◆ DATA LINES
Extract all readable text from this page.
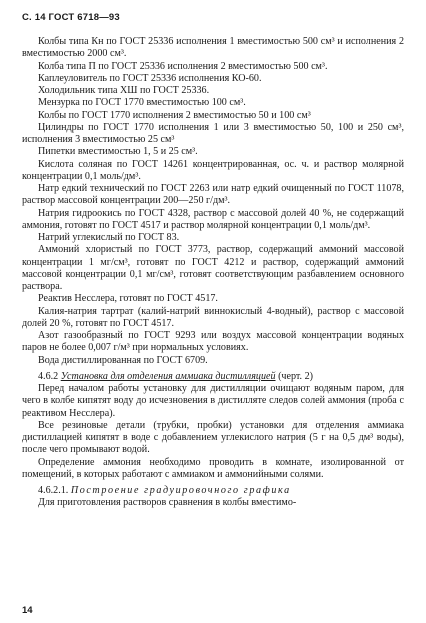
С. 14 ГОСТ 6718—93

Колбы типа Кн по ГОСТ 25336 исполнения 1 вместимостью 500 см³ и исполнения 2 вместимостью 2000 см³.

Колба типа П по ГОСТ 25336 исполнения 2 вместимостью 500 см³.

Каплеуловитель по ГОСТ 25336 исполнения КО-60.

Холодильник типа ХШ по ГОСТ 25336.

Мензурка по ГОСТ 1770 вместимостью 100 см³.

Колбы по ГОСТ 1770 исполнения 2 вместимостью 50 и 100 см³

Цилиндры по ГОСТ 1770 исполнения 1 или 3 вместимостью 50, 100 и 250 см³, исполнения 3 вместимостью 25 см³

Пипетки вместимостью 1, 5 и 25 см³.

Кислота соляная по ГОСТ 14261 концентрированная, ос. ч. и раствор молярной концентрации 0,1 моль/дм³.

Натр едкий технический по ГОСТ 2263 или натр едкий очищенный по ГОСТ 11078, раствор массовой концентрации 200—250 г/дм³.

Натрия гидроокись по ГОСТ 4328, раствор с массовой долей 40 %, не содержащий аммония, готовят по ГОСТ 4517 и раствор молярной концентрации 0,1 моль/дм³.

Натрий углекислый по ГОСТ 83.

Аммоний хлористый по ГОСТ 3773, раствор, содержащий аммоний массовой концентрации 1 мг/см³, готовят по ГОСТ 4212 и раствор, содержащий аммоний массовой концентрации 0,1 мг/см³, готовят соответствующим разбавлением основного раствора.

Реактив Несслера, готовят по ГОСТ 4517.

Калия-натрия тартрат (калий-натрий виннокислый 4-водный), раствор с массовой долей 20 %, готовят по ГОСТ 4517.

Азот газообразный по ГОСТ 9293 или воздух массовой концентрации водяных паров не более 0,007 г/м³ при нормальных условиях.

Вода дистиллированная по ГОСТ 6709.

4.6.2 Установка для отделения аммиака дистилляцией (черт. 2)

Перед началом работы установку для дистилляции очищают водяным паром, для чего в колбе кипятят воду до исчезновения в дистилляте следов солей аммония (проба с реактивом Несслера).

Все резиновые детали (трубки, пробки) установки для отделения аммиака дистиллацией кипятят в воде с добавлением углекислого натрия (5 г на 0,5 дм³ воды), после чего промывают водой.

Определение аммония необходимо проводить в комнате, изолированной от помещений, в которых работают с аммиаком и аммонийными солями.

4.6.2.1. Построение градуировочного графика

Для приготовления растворов сравнения в колбы вместимо-

14
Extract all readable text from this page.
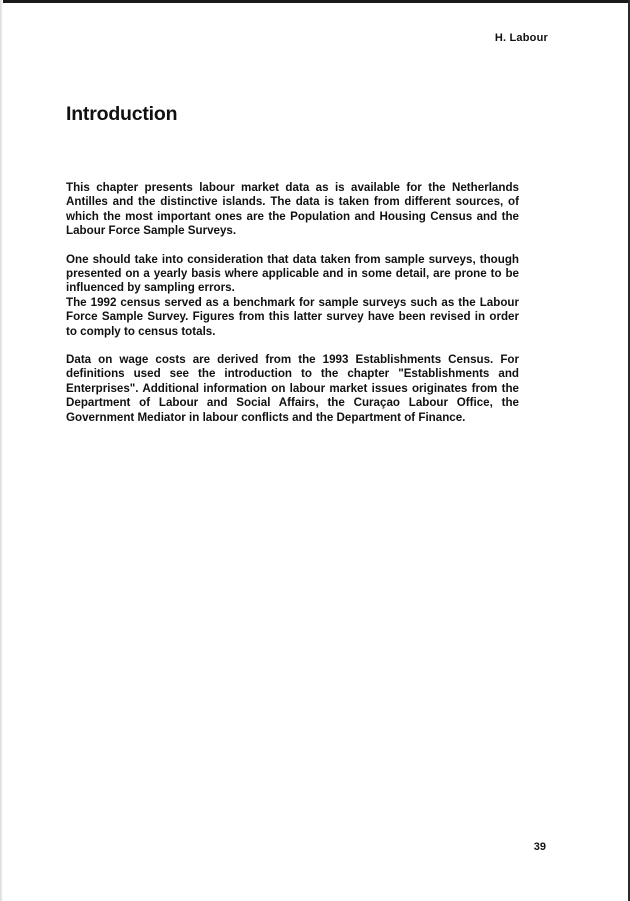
H. Labour
Introduction

This chapter presents labour market data as is available for the Netherlands Antilles and the distinctive islands. The data is taken from different sources, of which the most important ones are the Population and Housing Census and the Labour Force Sample Surveys.

One should take into consideration that data taken from sample surveys, though presented on a yearly basis where applicable and in some detail, are prone to be influenced by sampling errors.

The 1992 census served as a benchmark for sample surveys such as the Labour Force Sample Survey. Figures from this latter survey have been revised in order to comply to census totals.

Data on wage costs are derived from the 1993 Establishments Census. For definitions used see the introduction to the chapter "Establishments and Enterprises". Additional information on labour market issues originates from the Department of Labour and Social Affairs, the Curaçao Labour Office, the Government Mediator in labour conflicts and the Department of Finance.

39
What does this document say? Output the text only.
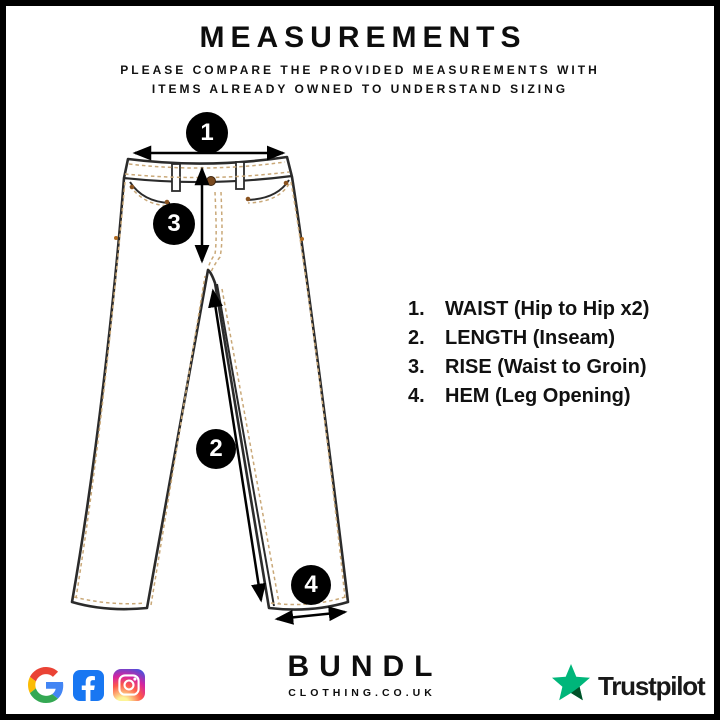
MEASUREMENTS
PLEASE COMPARE THE PROVIDED MEASUREMENTS WITH
ITEMS ALREADY OWNED TO UNDERSTAND SIZING
1
3
2
4
1.	WAIST (Hip to Hip x2)
2.	LENGTH (Inseam)
3.	RISE (Waist to Groin)
4.	HEM (Leg Opening)
BUNDL
CLOTHING.CO.UK	Trustpilot
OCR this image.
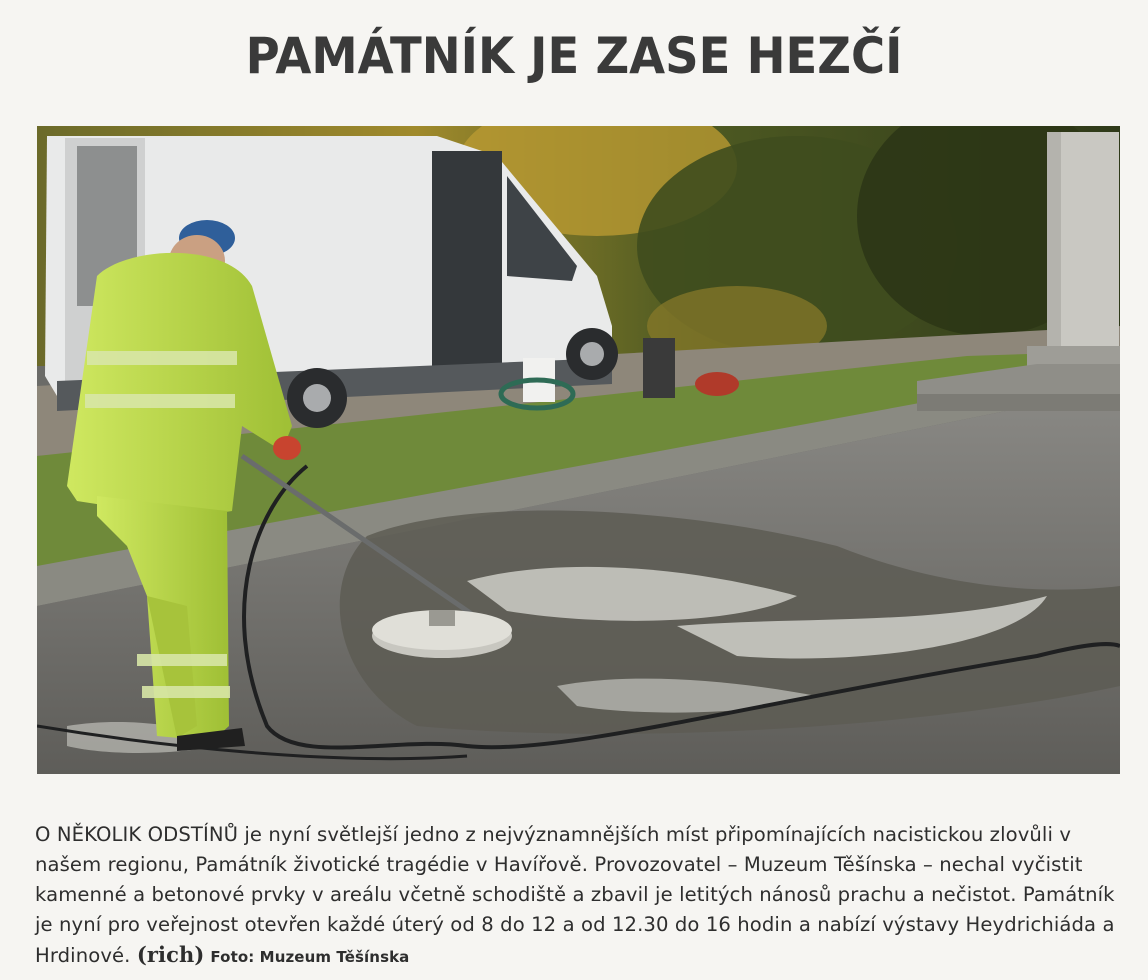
PAMÁTNÍK JE ZASE HEZČÍ
O NĚKOLIK ODSTÍNŮ je nyní světlejší jedno z nejvýznamnějších míst připomínajících nacistickou zlovůli v našem regionu, Památník životické tragédie v Havířově. Provozovatel – Muzeum Těšínska – nechal vyčistit kamenné a betonové prvky v areálu včetně schodiště a zbavil je letitých nánosů prachu a nečistot. Památník je nyní pro veřejnost otevřen každé úterý od 8 do 12 a od 12.30 do 16 hodin a nabízí výstavy Heydrichiáda a Hrdinové. (rich) Foto: Muzeum Těšínska
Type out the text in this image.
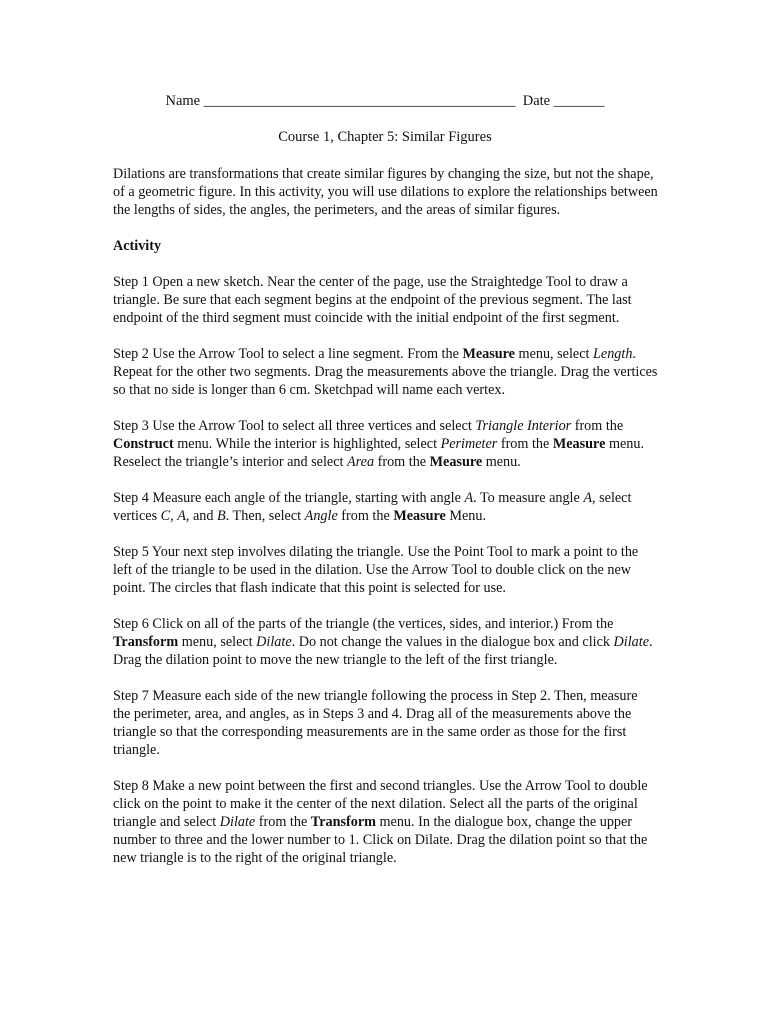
Name ___________________________________________ Date _______
Course 1, Chapter 5: Similar Figures

Dilations are transformations that create similar figures by changing the size, but not the shape, of a geometric figure. In this activity, you will use dilations to explore the relationships between the lengths of sides, the angles, the perimeters, and the areas of similar figures.

Activity

Step 1 Open a new sketch. Near the center of the page, use the Straightedge Tool to draw a triangle. Be sure that each segment begins at the endpoint of the previous segment. The last endpoint of the third segment must coincide with the initial endpoint of the first segment.

Step 2 Use the Arrow Tool to select a line segment. From the Measure menu, select Length. Repeat for the other two segments. Drag the measurements above the triangle. Drag the vertices so that no side is longer than 6 cm. Sketchpad will name each vertex.

Step 3 Use the Arrow Tool to select all three vertices and select Triangle Interior from the Construct menu. While the interior is highlighted, select Perimeter from the Measure menu. Reselect the triangle’s interior and select Area from the Measure menu.

Step 4 Measure each angle of the triangle, starting with angle A. To measure angle A, select vertices C, A, and B. Then, select Angle from the Measure Menu.

Step 5 Your next step involves dilating the triangle. Use the Point Tool to mark a point to the left of the triangle to be used in the dilation. Use the Arrow Tool to double click on the new point. The circles that flash indicate that this point is selected for use.

Step 6 Click on all of the parts of the triangle (the vertices, sides, and interior.) From the Transform menu, select Dilate. Do not change the values in the dialogue box and click Dilate. Drag the dilation point to move the new triangle to the left of the first triangle.

Step 7 Measure each side of the new triangle following the process in Step 2. Then, measure the perimeter, area, and angles, as in Steps 3 and 4. Drag all of the measurements above the triangle so that the corresponding measurements are in the same order as those for the first triangle.

Step 8 Make a new point between the first and second triangles. Use the Arrow Tool to double click on the point to make it the center of the next dilation. Select all the parts of the original triangle and select Dilate from the Transform menu. In the dialogue box, change the upper number to three and the lower number to 1. Click on Dilate. Drag the dilation point so that the new triangle is to the right of the original triangle.
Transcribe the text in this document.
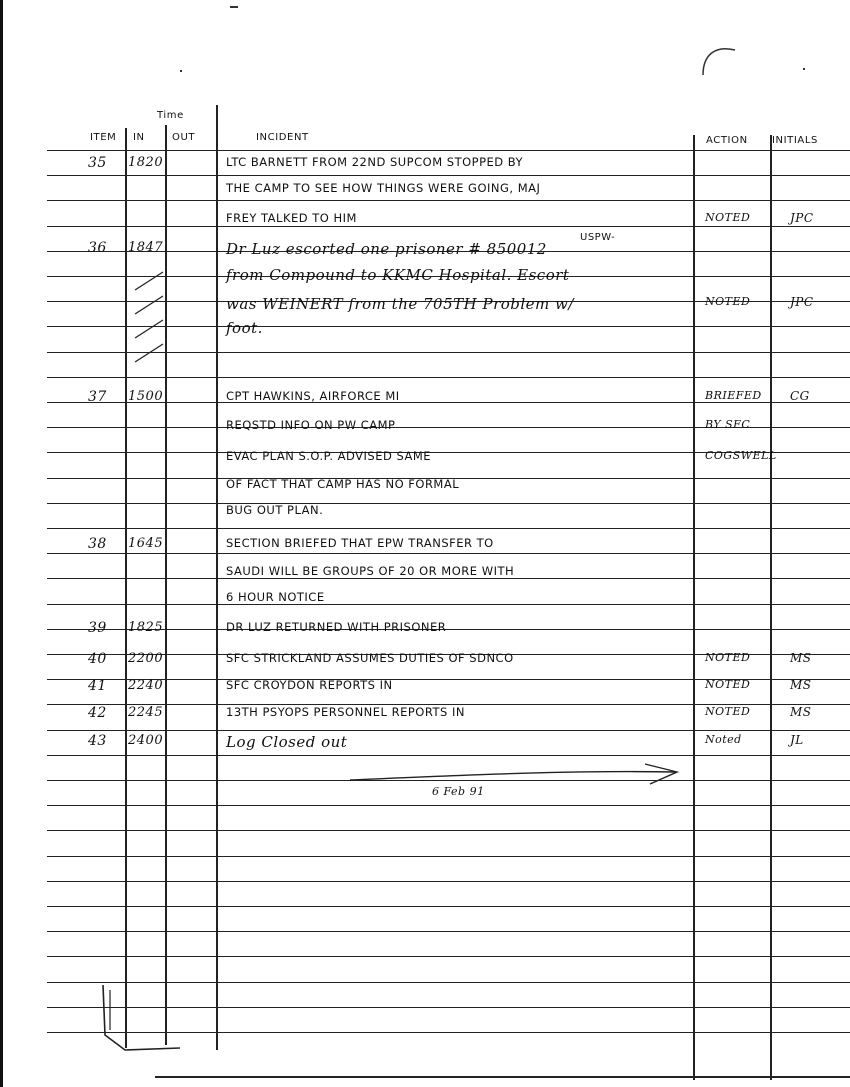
Time
ITEM IN	OUT	INCIDENT	ACTION INITIALS
35 1820	LTC BARNETT FROM 22ND SUPCOM STOPPED BY
THE CAMP TO SEE HOW THINGS WERE GOING, MAJ
FREY TALKED TO HIM	NOTED	JPC
36 1847	Dr Luz escorted one prisoner # 850012
from Compound to KKMC Hospital. Escort
was WEINERT from the 705TH Problem w/	NOTED	JPC
foot.
37 1500	CPT HAWKINS, AIRFORCE MI	BRIEFED CG
REQSTD INFO ON PW CAMP	BY SFC
EVAC PLAN S.O.P. ADVISED SAME	COGSWELL
OF FACT THAT CAMP HAS NO FORMAL
BUG OUT PLAN.
38 1645	SECTION BRIEFED THAT EPW TRANSFER TO
SAUDI WILL BE GROUPS OF 20 OR MORE WITH
6 HOUR NOTICE
39 1825	DR LUZ RETURNED WITH PRISONER
40 2200	SFC STRICKLAND ASSUMES DUTIES OF SDNCO	NOTED	MS
41 2240	SFC CROYDON REPORTS IN	NOTED	MS
42 2245	13TH PSYOPS PERSONNEL REPORTS IN	NOTED	MS
43 2400	Log Closed out	Noted	JL
USPW-
6 Feb 91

◆ WHAT YOU HAVE TO DO
Locate the word "вместимостью" in the entries, and copy every line where it is found.

◆ OUTPUT FOR THIS TASK
Колбы типа Кн по ГОСТ 25336 исполнения 1 вместимостью 500 см³ и исполнения 2 вместимостью 2000 см³.
Колба типа П по ГОСТ 25336 исполнения 2 вместимостью 500 см³.
Мензурка по ГОСТ 1770 вместимостью 100 см³.
Колбы по ГОСТ 1770 исполнения 2 вместимостью 50 и 100 см³
Цилиндры по ГОСТ 1770 исполнения 1 или 3 вместимостью 50, 100 и 250 см³, исполнения 3 вместимостью 25 см³
Пипетки вместимостью 1, 5 и 25 см³.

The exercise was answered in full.